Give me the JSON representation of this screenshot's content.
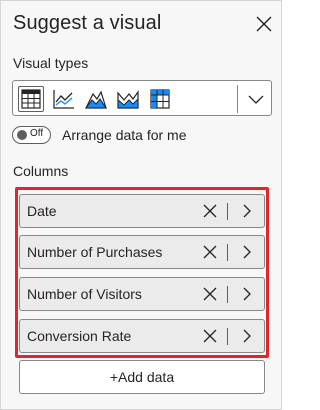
{
  "pane": {
    "title": "Suggest a visual",
    "close_icon": "close-icon"
  },
  "visual_types": {
    "label": "Visual types",
    "icons": [
      "table-icon",
      "line-chart-icon",
      "area-chart-icon",
      "stacked-area-chart-icon",
      "matrix-icon"
    ],
    "dropdown_icon": "chevron-down-icon"
  },
  "arrange": {
    "toggle_state": "Off",
    "label": "Arrange data for me"
  },
  "columns": {
    "label": "Columns",
    "fields": [
      {
        "label": "Date"
      },
      {
        "label": "Number of Purchases"
      },
      {
        "label": "Number of Visitors"
      },
      {
        "label": "Conversion Rate"
      }
    ],
    "highlight_color": "#e3242b"
  },
  "add_data": {
    "label": "+Add data"
  }
}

- EXERCISE GOAL
Output, exactly, all the records above; include no pictures.

- IN RESPONSE
Give me the JSON representation of this screenshot's content.
{
  "pane": {
    "title": "Suggest a visual",
    "close_icon": "close-icon"
  },
  "visual_types": {
    "label": "Visual types",
    "icons": [
      "table-icon",
      "line-chart-icon",
      "area-chart-icon",
      "stacked-area-chart-icon",
      "matrix-icon"
    ],
    "dropdown_icon": "chevron-down-icon"
  },
  "arrange": {
    "toggle_state": "Off",
    "label": "Arrange data for me"
  },
  "columns": {
    "label": "Columns",
    "fields": [
      {
        "label": "Date"
      },
      {
        "label": "Number of Purchases"
      },
      {
        "label": "Number of Visitors"
      },
      {
        "label": "Conversion Rate"
      }
    ],
    "highlight_color": "#e3242b"
  },
  "add_data": {
    "label": "+Add data"
  }
}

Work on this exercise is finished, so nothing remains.